Por muito tempo,  imaginou-se que o turismo seria a única possibilidade de “marcarmos” um lugar, uma ideia que favorecia o hardware dos lugares, ou seja, seus aspectos físicos.

Era preciso que um lugar fosse “belo” para que pudesse ser trabalhado. Em outras palavras, se sua cidade não tivesse a beleza do Rio de Janeiro, de Paris, de Amsterdã ou de Estocolmo, você estaria fadado ao ostracismo ou a ser um destino “underground”. Nesse momento, como tudo girava em torno do turismo, ou os lugares eram destinos (belos) ou não eram destinos.

Foi preciso muito tempo e algumas crises econômicas globais para que esse conceito fosse revisto. Agora entende-se que o turismo é apenas um dos vetores e não o único vetor capaz de qualificar um lugar como uma marca-lugar.

Inovação e criatividade como vetores de crescimento

Aqui, nesse artigo vamos abordar um vetor de desenvolvimento bastante atual, menos glamoroso do que o turismo, mas provavelmente mais eficiente: a inovação.

Sim, essa ideia batida, tão usada e tão pouco explicada. Um termo que parece servir para tudo e ser desejado por quem quer que seja, independentemente do segmento de atuação, como se a inovação fosse a garantia suprema de sucesso.

Então, qual o papel da inovação na cadeia da economia criativa? Como se dá a sua relação íntima com a questão dos lugares? E o que é economia criativa?

No caderno de inovação da FGV/EASP, economia criativa é definida como “O conjunto de negócios baseados no capital intelectual, cultural e na criatividade, gerando valor econômico”. Hoje, segundo a mesma fonte, existem no país cerca de 243 mil empresas formais, empregando quase 1 milhão de pessoas e respondendo a 2,7% do PIB. Isso não é pouca coisa. O termo economia criativa surgiu no Reino Unido, onde John Howkins condensou a discussão a respeito do assunto no bestseller Economia Criativa “Como Ganhar Dinheiro com Ideias Criativas”, de 2001.

→ INFORMAÇÕES EXTRAÍDAS:
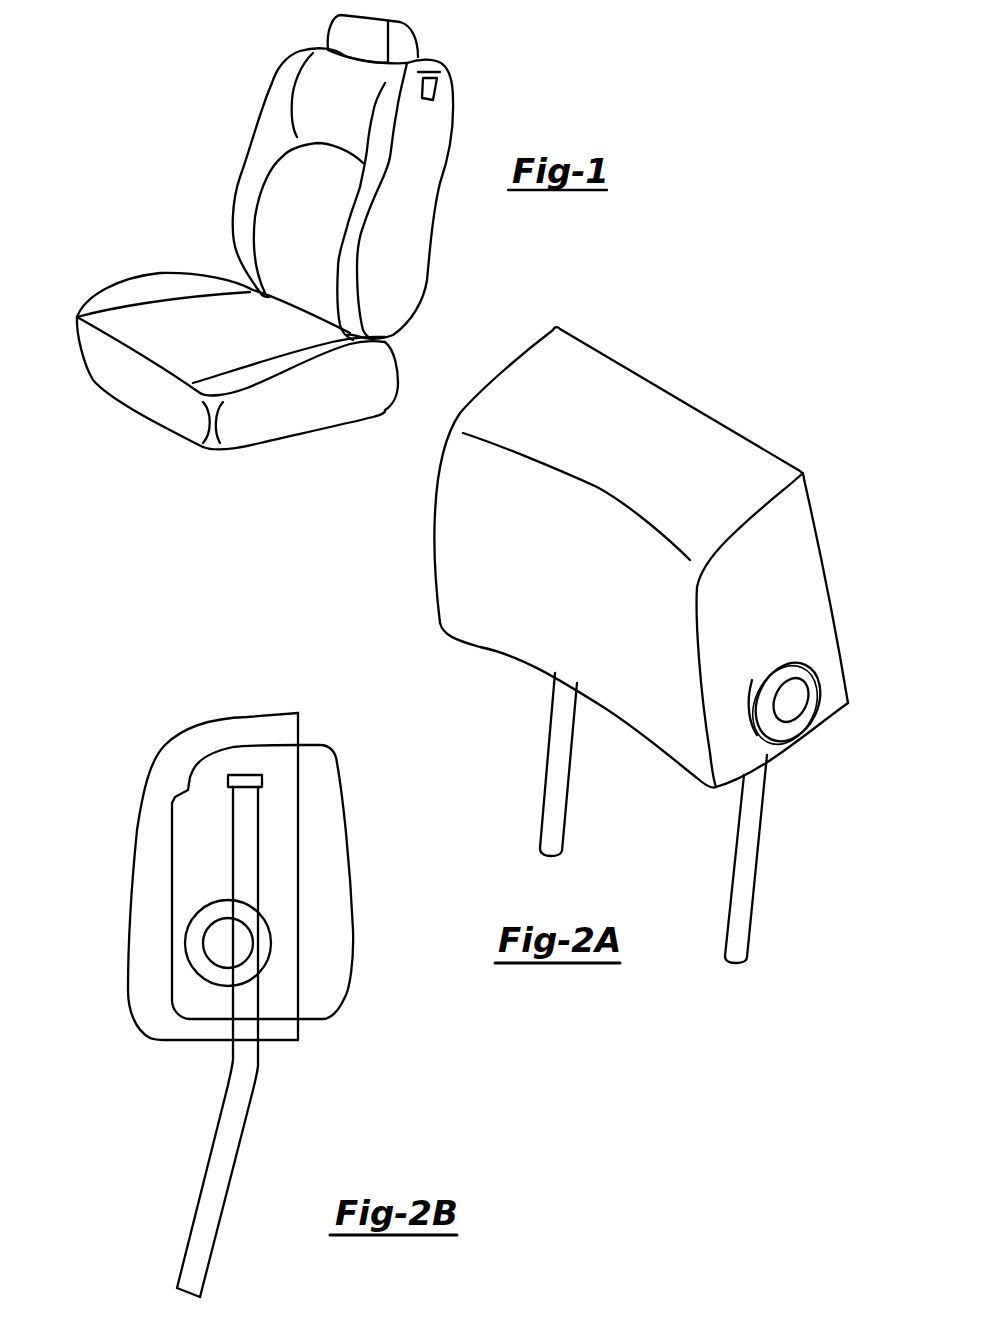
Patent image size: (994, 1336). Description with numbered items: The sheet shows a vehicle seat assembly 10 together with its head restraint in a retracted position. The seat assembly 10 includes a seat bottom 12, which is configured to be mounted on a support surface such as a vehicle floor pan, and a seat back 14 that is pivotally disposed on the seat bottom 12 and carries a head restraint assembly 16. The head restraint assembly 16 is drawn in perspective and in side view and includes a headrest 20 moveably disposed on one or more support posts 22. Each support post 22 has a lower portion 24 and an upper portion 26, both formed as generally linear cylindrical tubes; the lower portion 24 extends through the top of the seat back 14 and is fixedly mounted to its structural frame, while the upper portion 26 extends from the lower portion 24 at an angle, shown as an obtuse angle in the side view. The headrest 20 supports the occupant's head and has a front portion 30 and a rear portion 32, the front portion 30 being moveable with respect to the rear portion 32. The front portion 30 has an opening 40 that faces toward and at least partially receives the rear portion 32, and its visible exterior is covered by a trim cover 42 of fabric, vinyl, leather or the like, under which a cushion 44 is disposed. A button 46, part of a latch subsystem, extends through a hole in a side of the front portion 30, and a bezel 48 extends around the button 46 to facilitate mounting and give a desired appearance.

In FIG. 1, the seat assembly 10 is at (282, 58).
In FIG. 1, the seat bottom 12 is at (185, 272).
In FIG. 1, the seat back 14 is at (270, 100).
In FIG. 1, the head restraint assembly 16 is at (416, 38).
In FIG. 2A, the head restraint assembly 16 is at (745, 368).
In FIG. 2A, the headrest 20 is at (593, 347).
In FIG. 2A, the support posts 22 is at (572, 767).
In FIG. 2B, the support posts 22 is at (208, 1168).
In FIG. 2B, the lower portion 24 is at (247, 1113).
In FIG. 2B, the upper portion 26 is at (257, 822).
In FIG. 2B, the front portion 30 is at (146, 781).
In FIG. 2B, the rear portion 32 is at (342, 776).
In FIG. 2B, the opening 40 is at (299, 729).
In FIG. 2B, the trim cover 42 is at (235, 716).
In FIG. 2B, the cushion 44 is at (157, 835).
In FIG. 2A, the button 46 is at (788, 702).
In FIG. 2B, the button 46 is at (226, 942).
In FIG. 2A, the bezel 48 is at (820, 673).
In FIG. 2B, the bezel 48 is at (193, 913).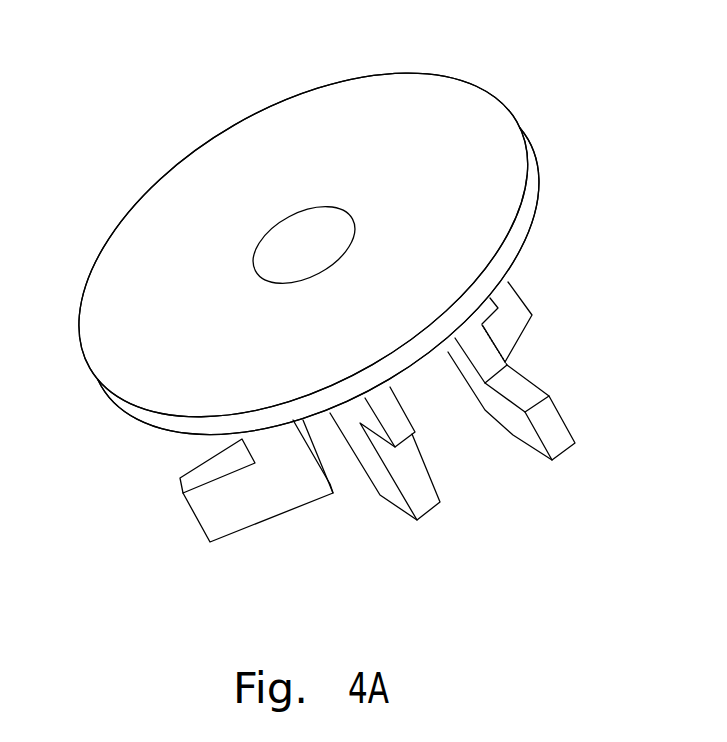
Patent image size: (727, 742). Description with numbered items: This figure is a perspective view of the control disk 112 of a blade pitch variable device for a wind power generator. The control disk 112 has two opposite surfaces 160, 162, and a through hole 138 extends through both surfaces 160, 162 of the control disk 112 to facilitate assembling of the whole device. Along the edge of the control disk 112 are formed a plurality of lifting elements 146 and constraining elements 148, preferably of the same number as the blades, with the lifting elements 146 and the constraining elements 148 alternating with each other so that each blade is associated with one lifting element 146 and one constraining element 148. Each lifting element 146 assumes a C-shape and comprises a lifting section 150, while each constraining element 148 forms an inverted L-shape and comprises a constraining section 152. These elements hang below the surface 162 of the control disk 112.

The control disk 112 is at (473, 100).
The through hole 138 is at (325, 212).
The lifting element 146 is at (263, 525).
The constraining element 148 is at (522, 333).
The lifting section 150 is at (550, 423).
The constraining section 152 is at (397, 413).
The surface 160 is at (142, 223).
The surface 162 is at (145, 423).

→ LISTA DE TAREFAS:
1/ De acordo com o texto sobre economia criativa, em que país surgiu o termo economia criativa?
2/ Transcreva do texto sobre economia criativa a passagem entre "Então, qual o" e "é economia criativa?", inclusive.

→ RESULTADOS POR TAREFA:
1/ O termo surgiu no Reino Unido.

2/
Então, qual o papel da inovação na cadeia da economia criativa? Como se dá a sua relação íntima com a questão dos lugares? E o que é economia criativa?